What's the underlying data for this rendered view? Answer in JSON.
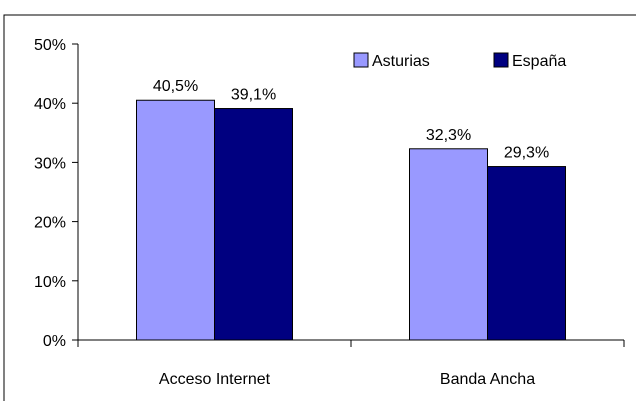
{
  "chart_data": {
    "type": "bar",
    "title": "",
    "xlabel": "",
    "ylabel": "",
    "categories": [
      "Acceso Internet",
      "Banda Ancha"
    ],
    "series": [
      {
        "name": "Asturias",
        "values": [
          40.5,
          32.3
        ],
        "labels": [
          "40,5%",
          "32,3%"
        ],
        "color": "#9999ff"
      },
      {
        "name": "España",
        "values": [
          39.1,
          29.3
        ],
        "labels": [
          "39,1%",
          "29,3%"
        ],
        "color": "#000080"
      }
    ],
    "ylim": [
      0,
      50
    ],
    "yticks": [
      0,
      10,
      20,
      30,
      40,
      50
    ],
    "ytick_labels": [
      "0%",
      "10%",
      "20%",
      "30%",
      "40%",
      "50%"
    ],
    "grid": false,
    "legend_position": "top-right"
  }
}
== == ==
TASK BRIEF: Except for the pictures, copy every line of the records above exactly.

EXERCISE SOLUTION:
What's the underlying data for this rendered view? Answer in JSON.
{
  "chart_data": {
    "type": "bar",
    "title": "",
    "xlabel": "",
    "ylabel": "",
    "categories": [
      "Acceso Internet",
      "Banda Ancha"
    ],
    "series": [
      {
        "name": "Asturias",
        "values": [
          40.5,
          32.3
        ],
        "labels": [
          "40,5%",
          "32,3%"
        ],
        "color": "#9999ff"
      },
      {
        "name": "España",
        "values": [
          39.1,
          29.3
        ],
        "labels": [
          "39,1%",
          "29,3%"
        ],
        "color": "#000080"
      }
    ],
    "ylim": [
      0,
      50
    ],
    "yticks": [
      0,
      10,
      20,
      30,
      40,
      50
    ],
    "ytick_labels": [
      "0%",
      "10%",
      "20%",
      "30%",
      "40%",
      "50%"
    ],
    "grid": false,
    "legend_position": "top-right"
  }
}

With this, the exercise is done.